Instruction:
Pull out every line below containing the word "source".

·····

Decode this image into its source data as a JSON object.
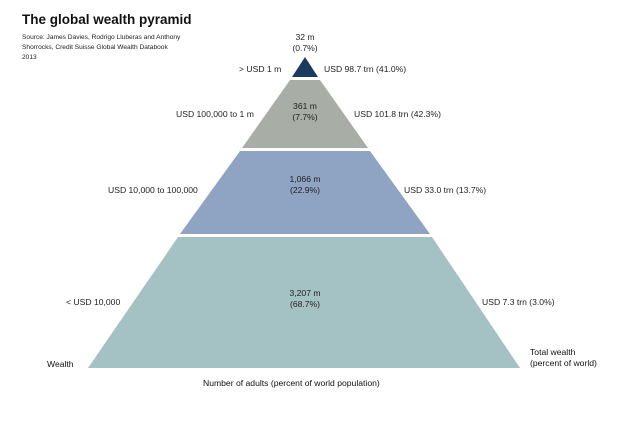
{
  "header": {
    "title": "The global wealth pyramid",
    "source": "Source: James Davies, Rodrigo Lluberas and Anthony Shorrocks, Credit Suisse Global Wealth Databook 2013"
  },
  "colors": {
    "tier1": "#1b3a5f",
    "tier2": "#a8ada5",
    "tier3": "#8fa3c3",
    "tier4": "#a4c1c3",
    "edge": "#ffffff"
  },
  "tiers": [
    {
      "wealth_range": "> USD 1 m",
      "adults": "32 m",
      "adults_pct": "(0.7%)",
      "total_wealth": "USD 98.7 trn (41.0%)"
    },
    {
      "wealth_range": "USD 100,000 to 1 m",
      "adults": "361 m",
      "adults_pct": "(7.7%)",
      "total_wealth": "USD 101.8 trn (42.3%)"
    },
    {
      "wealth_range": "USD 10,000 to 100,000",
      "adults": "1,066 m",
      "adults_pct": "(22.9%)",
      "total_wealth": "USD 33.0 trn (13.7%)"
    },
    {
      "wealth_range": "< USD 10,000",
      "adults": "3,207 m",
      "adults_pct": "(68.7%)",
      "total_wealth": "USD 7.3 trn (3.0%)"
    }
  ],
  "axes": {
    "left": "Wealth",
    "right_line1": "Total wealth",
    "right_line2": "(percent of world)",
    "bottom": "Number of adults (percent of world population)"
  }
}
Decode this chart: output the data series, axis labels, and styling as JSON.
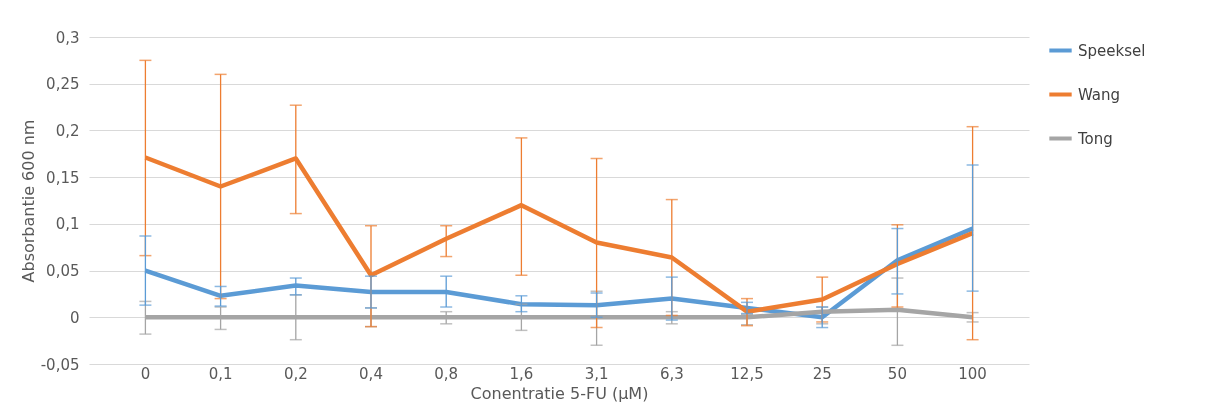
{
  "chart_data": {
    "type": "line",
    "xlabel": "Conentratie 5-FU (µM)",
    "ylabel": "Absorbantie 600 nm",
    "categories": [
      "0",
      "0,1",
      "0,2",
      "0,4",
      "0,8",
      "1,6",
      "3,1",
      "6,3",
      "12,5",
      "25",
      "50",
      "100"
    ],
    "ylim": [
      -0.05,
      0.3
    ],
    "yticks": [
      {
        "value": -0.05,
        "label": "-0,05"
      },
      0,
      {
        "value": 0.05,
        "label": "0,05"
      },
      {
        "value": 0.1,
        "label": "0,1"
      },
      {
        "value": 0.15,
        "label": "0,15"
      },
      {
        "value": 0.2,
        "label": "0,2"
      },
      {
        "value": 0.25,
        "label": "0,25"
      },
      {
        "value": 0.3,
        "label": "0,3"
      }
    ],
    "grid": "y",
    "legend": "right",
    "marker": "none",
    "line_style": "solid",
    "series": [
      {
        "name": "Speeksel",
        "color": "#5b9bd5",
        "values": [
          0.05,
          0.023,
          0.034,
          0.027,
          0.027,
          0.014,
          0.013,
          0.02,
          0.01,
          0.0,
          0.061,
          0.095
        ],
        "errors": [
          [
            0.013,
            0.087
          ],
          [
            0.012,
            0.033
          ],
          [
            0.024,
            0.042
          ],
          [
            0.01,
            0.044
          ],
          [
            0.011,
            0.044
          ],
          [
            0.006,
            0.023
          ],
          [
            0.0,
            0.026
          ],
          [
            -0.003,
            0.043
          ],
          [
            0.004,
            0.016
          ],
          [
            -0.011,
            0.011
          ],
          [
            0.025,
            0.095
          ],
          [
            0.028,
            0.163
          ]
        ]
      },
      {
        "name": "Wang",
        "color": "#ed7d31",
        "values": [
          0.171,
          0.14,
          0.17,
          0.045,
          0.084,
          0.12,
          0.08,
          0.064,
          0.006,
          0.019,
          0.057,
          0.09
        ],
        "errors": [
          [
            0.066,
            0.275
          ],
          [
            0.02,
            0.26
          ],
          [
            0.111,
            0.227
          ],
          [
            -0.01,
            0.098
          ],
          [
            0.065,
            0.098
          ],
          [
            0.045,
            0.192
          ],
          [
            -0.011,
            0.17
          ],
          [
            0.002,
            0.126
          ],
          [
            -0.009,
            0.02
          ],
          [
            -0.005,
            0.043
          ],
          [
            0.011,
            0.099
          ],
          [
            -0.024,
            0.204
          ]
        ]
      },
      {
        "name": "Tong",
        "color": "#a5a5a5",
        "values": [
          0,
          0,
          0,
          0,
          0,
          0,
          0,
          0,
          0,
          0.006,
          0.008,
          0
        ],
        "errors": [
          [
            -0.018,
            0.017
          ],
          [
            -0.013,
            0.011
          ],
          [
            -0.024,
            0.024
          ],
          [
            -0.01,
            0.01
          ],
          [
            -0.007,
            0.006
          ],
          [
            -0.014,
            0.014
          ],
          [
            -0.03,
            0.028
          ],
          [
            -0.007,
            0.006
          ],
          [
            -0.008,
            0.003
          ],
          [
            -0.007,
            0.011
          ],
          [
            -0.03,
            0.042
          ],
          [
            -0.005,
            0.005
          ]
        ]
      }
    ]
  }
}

·····

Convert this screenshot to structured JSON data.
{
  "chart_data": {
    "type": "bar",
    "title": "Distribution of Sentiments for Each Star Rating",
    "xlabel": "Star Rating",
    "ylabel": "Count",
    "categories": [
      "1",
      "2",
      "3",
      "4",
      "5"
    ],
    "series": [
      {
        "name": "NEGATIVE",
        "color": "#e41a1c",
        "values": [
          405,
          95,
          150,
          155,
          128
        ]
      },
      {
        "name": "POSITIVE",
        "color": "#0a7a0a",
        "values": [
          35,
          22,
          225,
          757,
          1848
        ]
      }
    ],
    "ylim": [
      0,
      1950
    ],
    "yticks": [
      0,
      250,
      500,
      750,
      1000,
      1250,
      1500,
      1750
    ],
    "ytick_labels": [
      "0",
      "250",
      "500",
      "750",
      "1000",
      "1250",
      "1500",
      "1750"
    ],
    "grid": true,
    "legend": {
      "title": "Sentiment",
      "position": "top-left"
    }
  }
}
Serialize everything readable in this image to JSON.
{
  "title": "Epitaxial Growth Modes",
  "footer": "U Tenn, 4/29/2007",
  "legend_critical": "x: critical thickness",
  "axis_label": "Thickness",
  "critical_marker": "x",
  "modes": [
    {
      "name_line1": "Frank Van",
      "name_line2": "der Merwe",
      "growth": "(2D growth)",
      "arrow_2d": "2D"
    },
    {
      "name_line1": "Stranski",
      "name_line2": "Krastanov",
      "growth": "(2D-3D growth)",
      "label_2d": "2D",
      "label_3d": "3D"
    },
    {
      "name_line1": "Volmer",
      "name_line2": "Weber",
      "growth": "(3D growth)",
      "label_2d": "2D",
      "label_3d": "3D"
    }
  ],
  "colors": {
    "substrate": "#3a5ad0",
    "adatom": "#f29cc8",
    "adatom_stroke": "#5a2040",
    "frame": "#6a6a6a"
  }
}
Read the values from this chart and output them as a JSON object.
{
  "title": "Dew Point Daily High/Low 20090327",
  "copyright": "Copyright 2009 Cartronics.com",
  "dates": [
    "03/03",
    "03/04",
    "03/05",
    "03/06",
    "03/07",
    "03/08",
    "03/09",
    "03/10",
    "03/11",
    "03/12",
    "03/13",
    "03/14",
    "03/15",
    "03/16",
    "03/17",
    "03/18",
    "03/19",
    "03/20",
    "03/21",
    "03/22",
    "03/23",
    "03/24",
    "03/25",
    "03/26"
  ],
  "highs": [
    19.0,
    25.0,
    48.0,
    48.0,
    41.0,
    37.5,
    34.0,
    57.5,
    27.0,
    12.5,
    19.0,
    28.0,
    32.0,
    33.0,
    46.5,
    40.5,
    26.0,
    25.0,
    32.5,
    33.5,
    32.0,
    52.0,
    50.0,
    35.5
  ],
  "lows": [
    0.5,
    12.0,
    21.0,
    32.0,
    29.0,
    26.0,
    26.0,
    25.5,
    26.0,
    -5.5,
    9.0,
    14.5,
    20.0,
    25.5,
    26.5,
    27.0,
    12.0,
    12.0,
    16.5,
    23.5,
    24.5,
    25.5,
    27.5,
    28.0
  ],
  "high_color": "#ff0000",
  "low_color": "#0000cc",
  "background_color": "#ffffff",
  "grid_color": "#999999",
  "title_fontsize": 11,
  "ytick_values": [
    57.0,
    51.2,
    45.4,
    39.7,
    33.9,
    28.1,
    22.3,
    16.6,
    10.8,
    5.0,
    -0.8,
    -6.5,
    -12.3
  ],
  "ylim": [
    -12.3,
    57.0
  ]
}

·····

Finished answer:
Decode this image into its source data as a JSON object.
    "source": "Source: James Davies, Rodrigo Lluberas and Anthony Shorrocks, Credit Suisse Global Wealth Databook 2013"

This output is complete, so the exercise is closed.